§ STATED EXERCISE
In the copy, include every entry exactly but none of the images.

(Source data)
_____

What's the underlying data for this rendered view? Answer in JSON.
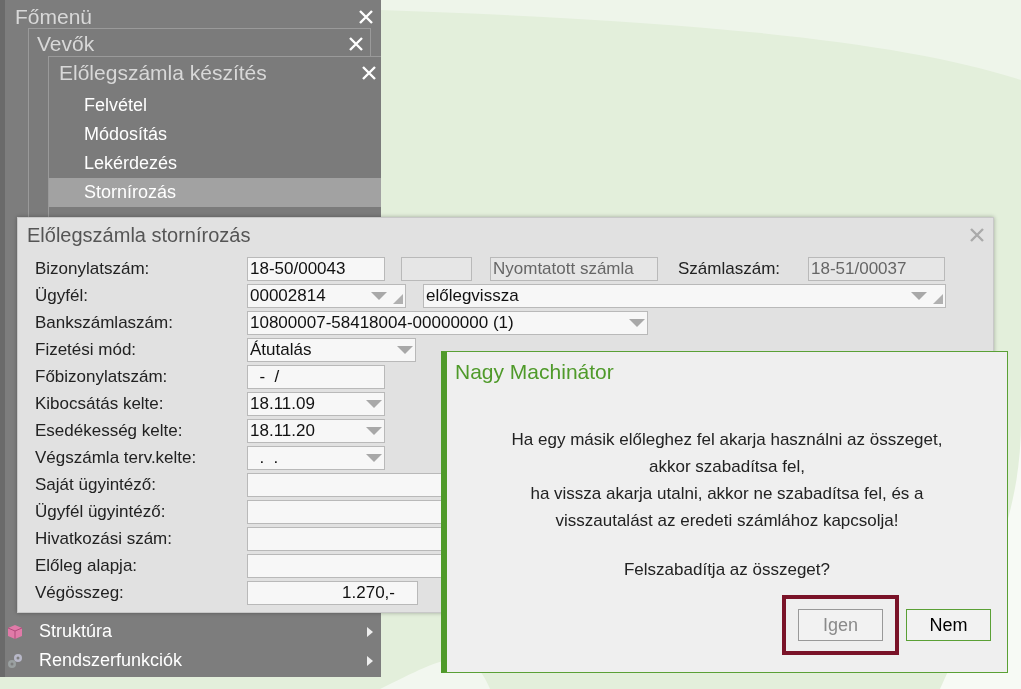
{
  "main_menu": {
    "title": "Főmenü",
    "windows": [
      {
        "title": "Vevők"
      },
      {
        "title": "Előlegszámla készítés",
        "items": [
          {
            "label": "Felvétel",
            "selected": false
          },
          {
            "label": "Módosítás",
            "selected": false
          },
          {
            "label": "Lekérdezés",
            "selected": false
          },
          {
            "label": "Stornírozás",
            "selected": true
          }
        ]
      }
    ],
    "bottom_items": [
      {
        "label": "Struktúra",
        "kind": "cube"
      },
      {
        "label": "Rendszerfunkciók",
        "kind": "gears"
      }
    ]
  },
  "form": {
    "title": "Előlegszámla stornírozás",
    "rows": [
      {
        "label": "Bizonylatszám:",
        "fields": [
          {
            "kind": "text",
            "value": "18-50/00043",
            "readonly": false
          },
          {
            "kind": "text",
            "readonly": true
          },
          {
            "kind": "text",
            "value": "Nyomtatott számla",
            "readonly": true
          },
          {
            "kind": "label",
            "value": "Számlaszám:"
          },
          {
            "kind": "text",
            "value": "18-51/00037",
            "readonly": true
          }
        ]
      },
      {
        "label": "Ügyfél:",
        "fields": [
          {
            "kind": "combo",
            "value": "00002814",
            "resizable": true
          },
          {
            "kind": "combo",
            "value": "előlegvissza",
            "resizable": true
          }
        ]
      },
      {
        "label": "Bankszámlaszám:",
        "fields": [
          {
            "kind": "combo",
            "value": "10800007-58418004-00000000 (1)",
            "resizable": false
          }
        ]
      },
      {
        "label": "Fizetési mód:",
        "fields": [
          {
            "kind": "combo",
            "value": "Átutalás",
            "resizable": false
          }
        ]
      },
      {
        "label": "Főbizonylatszám:",
        "fields": [
          {
            "kind": "text",
            "value": "  -  /",
            "readonly": false
          }
        ]
      },
      {
        "label": "Kibocsátás kelte:",
        "fields": [
          {
            "kind": "combo",
            "value": "18.11.09",
            "resizable": false
          }
        ]
      },
      {
        "label": "Esedékesség kelte:",
        "fields": [
          {
            "kind": "combo",
            "value": "18.11.20",
            "resizable": false
          }
        ]
      },
      {
        "label": "Végszámla terv.kelte:",
        "fields": [
          {
            "kind": "combo",
            "value": "  .  .",
            "resizable": false
          }
        ]
      },
      {
        "label": "Saját ügyintéző:",
        "fields": [
          {
            "kind": "text",
            "readonly": false
          }
        ]
      },
      {
        "label": "Ügyfél ügyintéző:",
        "fields": [
          {
            "kind": "text",
            "readonly": false
          }
        ]
      },
      {
        "label": "Hivatkozási szám:",
        "fields": [
          {
            "kind": "text",
            "readonly": false
          }
        ]
      },
      {
        "label": "Előleg alapja:",
        "fields": [
          {
            "kind": "text",
            "readonly": false
          }
        ]
      },
      {
        "label": "Végösszeg:",
        "fields": [
          {
            "kind": "amount",
            "value": "1.270,-",
            "readonly": false
          }
        ]
      }
    ]
  },
  "dialog": {
    "title": "Nagy Machinátor",
    "message_lines": [
      "Ha egy másik előleghez fel akarja használni az összeget,",
      "akkor szabadítsa fel,",
      "ha vissza akarja utalni, akkor ne szabadítsa fel, és a",
      "visszautalást az eredeti számlához kapcsolja!"
    ],
    "question": "Felszabadítja az összeget?",
    "buttons": [
      {
        "label": "Igen",
        "disabled": true,
        "highlighted": true
      },
      {
        "label": "Nem",
        "disabled": false,
        "highlighted": false
      }
    ]
  }
}
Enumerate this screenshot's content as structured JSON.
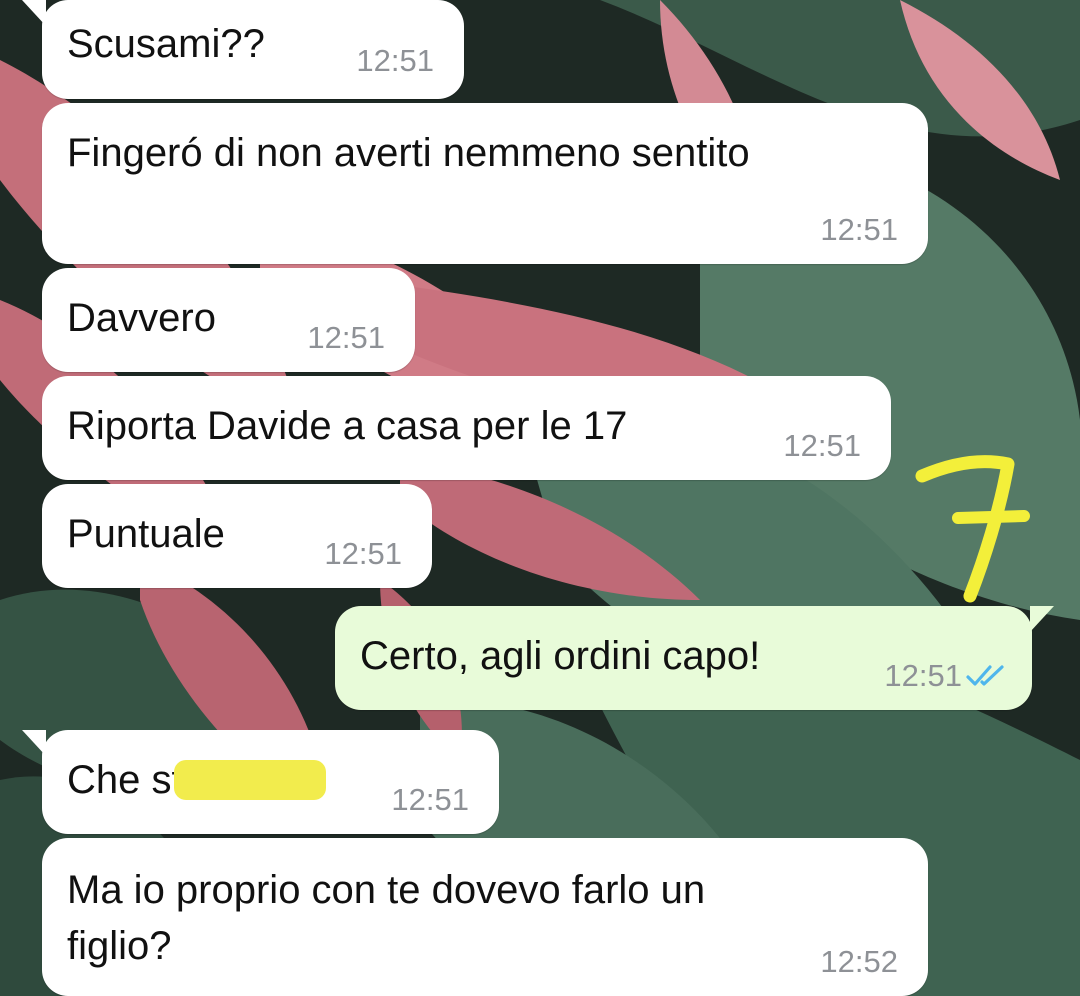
{
  "messages": [
    {
      "text": "Scusami??",
      "time": "12:51",
      "direction": "incoming"
    },
    {
      "text": "Fingeró di non averti nemmeno sentito",
      "time": "12:51",
      "direction": "incoming"
    },
    {
      "text": "Davvero",
      "time": "12:51",
      "direction": "incoming"
    },
    {
      "text": "Riporta Davide a casa per le 17",
      "time": "12:51",
      "direction": "incoming"
    },
    {
      "text": "Puntuale",
      "time": "12:51",
      "direction": "incoming"
    },
    {
      "text": "Certo, agli ordini capo!",
      "time": "12:51",
      "direction": "outgoing",
      "status": "read"
    },
    {
      "text": "Che stronzo",
      "time": "12:51",
      "direction": "incoming",
      "redacted": true
    },
    {
      "text": "Ma io proprio con te dovevo farlo un\nfiglio?",
      "time": "12:52",
      "direction": "incoming"
    }
  ],
  "annotation": {
    "handwritten": "7",
    "color": "#f3ef3a"
  },
  "colors": {
    "incoming_bubble": "#ffffff",
    "outgoing_bubble": "#e8fbd9",
    "read_ticks": "#4fb6ec",
    "timestamp": "#8e9196"
  }
}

_____

§ TASK OUTPUT
What's the underlying data for this rendered view? Answer in JSON.
{
  "main_menu": {
    "title": "Főmenü",
    "windows": [
      {
        "title": "Vevők"
      },
      {
        "title": "Előlegszámla készítés",
        "items": [
          {
            "label": "Felvétel",
            "selected": false
          },
          {
            "label": "Módosítás",
            "selected": false
          },
          {
            "label": "Lekérdezés",
            "selected": false
          },
          {
            "label": "Stornírozás",
            "selected": true
          }
        ]
      }
    ],
    "bottom_items": [
      {
        "label": "Struktúra",
        "kind": "cube"
      },
      {
        "label": "Rendszerfunkciók",
        "kind": "gears"
      }
    ]
  },
  "form": {
    "title": "Előlegszámla stornírozás",
    "rows": [
      {
        "label": "Bizonylatszám:",
        "fields": [
          {
            "kind": "text",
            "value": "18-50/00043",
            "readonly": false
          },
          {
            "kind": "text",
            "readonly": true
          },
          {
            "kind": "text",
            "value": "Nyomtatott számla",
            "readonly": true
          },
          {
            "kind": "label",
            "value": "Számlaszám:"
          },
          {
            "kind": "text",
            "value": "18-51/00037",
            "readonly": true
          }
        ]
      },
      {
        "label": "Ügyfél:",
        "fields": [
          {
            "kind": "combo",
            "value": "00002814",
            "resizable": true
          },
          {
            "kind": "combo",
            "value": "előlegvissza",
            "resizable": true
          }
        ]
      },
      {
        "label": "Bankszámlaszám:",
        "fields": [
          {
            "kind": "combo",
            "value": "10800007-58418004-00000000 (1)",
            "resizable": false
          }
        ]
      },
      {
        "label": "Fizetési mód:",
        "fields": [
          {
            "kind": "combo",
            "value": "Átutalás",
            "resizable": false
          }
        ]
      },
      {
        "label": "Főbizonylatszám:",
        "fields": [
          {
            "kind": "text",
            "value": "  -  /",
            "readonly": false
          }
        ]
      },
      {
        "label": "Kibocsátás kelte:",
        "fields": [
          {
            "kind": "combo",
            "value": "18.11.09",
            "resizable": false
          }
        ]
      },
      {
        "label": "Esedékesség kelte:",
        "fields": [
          {
            "kind": "combo",
            "value": "18.11.20",
            "resizable": false
          }
        ]
      },
      {
        "label": "Végszámla terv.kelte:",
        "fields": [
          {
            "kind": "combo",
            "value": "  .  .",
            "resizable": false
          }
        ]
      },
      {
        "label": "Saját ügyintéző:",
        "fields": [
          {
            "kind": "text",
            "readonly": false
          }
        ]
      },
      {
        "label": "Ügyfél ügyintéző:",
        "fields": [
          {
            "kind": "text",
            "readonly": false
          }
        ]
      },
      {
        "label": "Hivatkozási szám:",
        "fields": [
          {
            "kind": "text",
            "readonly": false
          }
        ]
      },
      {
        "label": "Előleg alapja:",
        "fields": [
          {
            "kind": "text",
            "readonly": false
          }
        ]
      },
      {
        "label": "Végösszeg:",
        "fields": [
          {
            "kind": "amount",
            "value": "1.270,-",
            "readonly": false
          }
        ]
      }
    ]
  },
  "dialog": {
    "title": "Nagy Machinátor",
    "message_lines": [
      "Ha egy másik előleghez fel akarja használni az összeget,",
      "akkor szabadítsa fel,",
      "ha vissza akarja utalni, akkor ne szabadítsa fel, és a",
      "visszautalást az eredeti számlához kapcsolja!"
    ],
    "question": "Felszabadítja az összeget?",
    "buttons": [
      {
        "label": "Igen",
        "disabled": true,
        "highlighted": true
      },
      {
        "label": "Nem",
        "disabled": false,
        "highlighted": false
      }
    ]
  }
}
Enumerate this screenshot's content as structured JSON.
{
  "messages": [
    {
      "text": "Scusami??",
      "time": "12:51",
      "direction": "incoming"
    },
    {
      "text": "Fingeró di non averti nemmeno sentito",
      "time": "12:51",
      "direction": "incoming"
    },
    {
      "text": "Davvero",
      "time": "12:51",
      "direction": "incoming"
    },
    {
      "text": "Riporta Davide a casa per le 17",
      "time": "12:51",
      "direction": "incoming"
    },
    {
      "text": "Puntuale",
      "time": "12:51",
      "direction": "incoming"
    },
    {
      "text": "Certo, agli ordini capo!",
      "time": "12:51",
      "direction": "outgoing",
      "status": "read"
    },
    {
      "text": "Che stronzo",
      "time": "12:51",
      "direction": "incoming",
      "redacted": true
    },
    {
      "text": "Ma io proprio con te dovevo farlo un\nfiglio?",
      "time": "12:52",
      "direction": "incoming"
    }
  ],
  "annotation": {
    "handwritten": "7",
    "color": "#f3ef3a"
  },
  "colors": {
    "incoming_bubble": "#ffffff",
    "outgoing_bubble": "#e8fbd9",
    "read_ticks": "#4fb6ec",
    "timestamp": "#8e9196"
  }
}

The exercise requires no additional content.